▸ **Exercise**: Write out the whole listing again, exactly as given.

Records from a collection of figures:
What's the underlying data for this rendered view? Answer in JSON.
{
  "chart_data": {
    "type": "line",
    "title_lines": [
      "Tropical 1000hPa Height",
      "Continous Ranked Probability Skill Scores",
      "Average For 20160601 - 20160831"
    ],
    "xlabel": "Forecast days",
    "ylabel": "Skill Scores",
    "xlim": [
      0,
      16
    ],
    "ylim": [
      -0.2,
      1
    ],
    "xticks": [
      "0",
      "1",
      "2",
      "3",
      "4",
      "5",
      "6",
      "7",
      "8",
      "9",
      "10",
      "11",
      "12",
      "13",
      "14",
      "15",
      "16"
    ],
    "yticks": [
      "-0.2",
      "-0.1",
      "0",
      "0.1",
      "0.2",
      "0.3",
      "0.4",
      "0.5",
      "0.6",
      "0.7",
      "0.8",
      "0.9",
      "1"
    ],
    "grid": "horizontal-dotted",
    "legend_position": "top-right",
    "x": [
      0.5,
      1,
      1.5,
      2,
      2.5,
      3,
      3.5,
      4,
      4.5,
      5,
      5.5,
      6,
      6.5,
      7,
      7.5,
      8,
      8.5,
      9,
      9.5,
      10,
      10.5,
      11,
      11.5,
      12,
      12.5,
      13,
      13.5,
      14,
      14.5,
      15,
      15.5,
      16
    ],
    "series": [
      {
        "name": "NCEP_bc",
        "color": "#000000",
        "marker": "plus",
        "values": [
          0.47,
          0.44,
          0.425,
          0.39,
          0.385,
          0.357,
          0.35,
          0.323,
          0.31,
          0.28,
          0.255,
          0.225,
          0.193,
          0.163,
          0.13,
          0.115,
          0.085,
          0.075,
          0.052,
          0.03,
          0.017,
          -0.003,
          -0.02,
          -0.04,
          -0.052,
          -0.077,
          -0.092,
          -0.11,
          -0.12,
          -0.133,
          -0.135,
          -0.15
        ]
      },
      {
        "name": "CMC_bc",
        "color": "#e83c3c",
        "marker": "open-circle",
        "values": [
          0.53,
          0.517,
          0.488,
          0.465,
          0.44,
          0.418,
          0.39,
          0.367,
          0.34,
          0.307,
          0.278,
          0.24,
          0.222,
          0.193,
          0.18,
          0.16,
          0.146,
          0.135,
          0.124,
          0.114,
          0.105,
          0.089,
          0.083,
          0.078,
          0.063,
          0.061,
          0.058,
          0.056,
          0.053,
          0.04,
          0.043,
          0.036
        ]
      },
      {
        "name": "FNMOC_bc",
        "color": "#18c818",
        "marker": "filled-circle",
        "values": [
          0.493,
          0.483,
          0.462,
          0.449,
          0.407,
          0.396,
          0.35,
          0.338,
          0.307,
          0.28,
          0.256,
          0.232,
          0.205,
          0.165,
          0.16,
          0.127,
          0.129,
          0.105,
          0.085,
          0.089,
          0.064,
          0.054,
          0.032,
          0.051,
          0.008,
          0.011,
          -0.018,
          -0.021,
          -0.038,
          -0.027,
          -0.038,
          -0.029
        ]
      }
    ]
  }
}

▸ **Result**:
What's the underlying data for this rendered view? Answer in JSON.
{
  "chart_data": {
    "type": "line",
    "title_lines": [
      "Tropical 1000hPa Height",
      "Continous Ranked Probability Skill Scores",
      "Average For 20160601 - 20160831"
    ],
    "xlabel": "Forecast days",
    "ylabel": "Skill Scores",
    "xlim": [
      0,
      16
    ],
    "ylim": [
      -0.2,
      1
    ],
    "xticks": [
      "0",
      "1",
      "2",
      "3",
      "4",
      "5",
      "6",
      "7",
      "8",
      "9",
      "10",
      "11",
      "12",
      "13",
      "14",
      "15",
      "16"
    ],
    "yticks": [
      "-0.2",
      "-0.1",
      "0",
      "0.1",
      "0.2",
      "0.3",
      "0.4",
      "0.5",
      "0.6",
      "0.7",
      "0.8",
      "0.9",
      "1"
    ],
    "grid": "horizontal-dotted",
    "legend_position": "top-right",
    "x": [
      0.5,
      1,
      1.5,
      2,
      2.5,
      3,
      3.5,
      4,
      4.5,
      5,
      5.5,
      6,
      6.5,
      7,
      7.5,
      8,
      8.5,
      9,
      9.5,
      10,
      10.5,
      11,
      11.5,
      12,
      12.5,
      13,
      13.5,
      14,
      14.5,
      15,
      15.5,
      16
    ],
    "series": [
      {
        "name": "NCEP_bc",
        "color": "#000000",
        "marker": "plus",
        "values": [
          0.47,
          0.44,
          0.425,
          0.39,
          0.385,
          0.357,
          0.35,
          0.323,
          0.31,
          0.28,
          0.255,
          0.225,
          0.193,
          0.163,
          0.13,
          0.115,
          0.085,
          0.075,
          0.052,
          0.03,
          0.017,
          -0.003,
          -0.02,
          -0.04,
          -0.052,
          -0.077,
          -0.092,
          -0.11,
          -0.12,
          -0.133,
          -0.135,
          -0.15
        ]
      },
      {
        "name": "CMC_bc",
        "color": "#e83c3c",
        "marker": "open-circle",
        "values": [
          0.53,
          0.517,
          0.488,
          0.465,
          0.44,
          0.418,
          0.39,
          0.367,
          0.34,
          0.307,
          0.278,
          0.24,
          0.222,
          0.193,
          0.18,
          0.16,
          0.146,
          0.135,
          0.124,
          0.114,
          0.105,
          0.089,
          0.083,
          0.078,
          0.063,
          0.061,
          0.058,
          0.056,
          0.053,
          0.04,
          0.043,
          0.036
        ]
      },
      {
        "name": "FNMOC_bc",
        "color": "#18c818",
        "marker": "filled-circle",
        "values": [
          0.493,
          0.483,
          0.462,
          0.449,
          0.407,
          0.396,
          0.35,
          0.338,
          0.307,
          0.28,
          0.256,
          0.232,
          0.205,
          0.165,
          0.16,
          0.127,
          0.129,
          0.105,
          0.085,
          0.089,
          0.064,
          0.054,
          0.032,
          0.051,
          0.008,
          0.011,
          -0.018,
          -0.021,
          -0.038,
          -0.027,
          -0.038,
          -0.029
        ]
      }
    ]
  }
}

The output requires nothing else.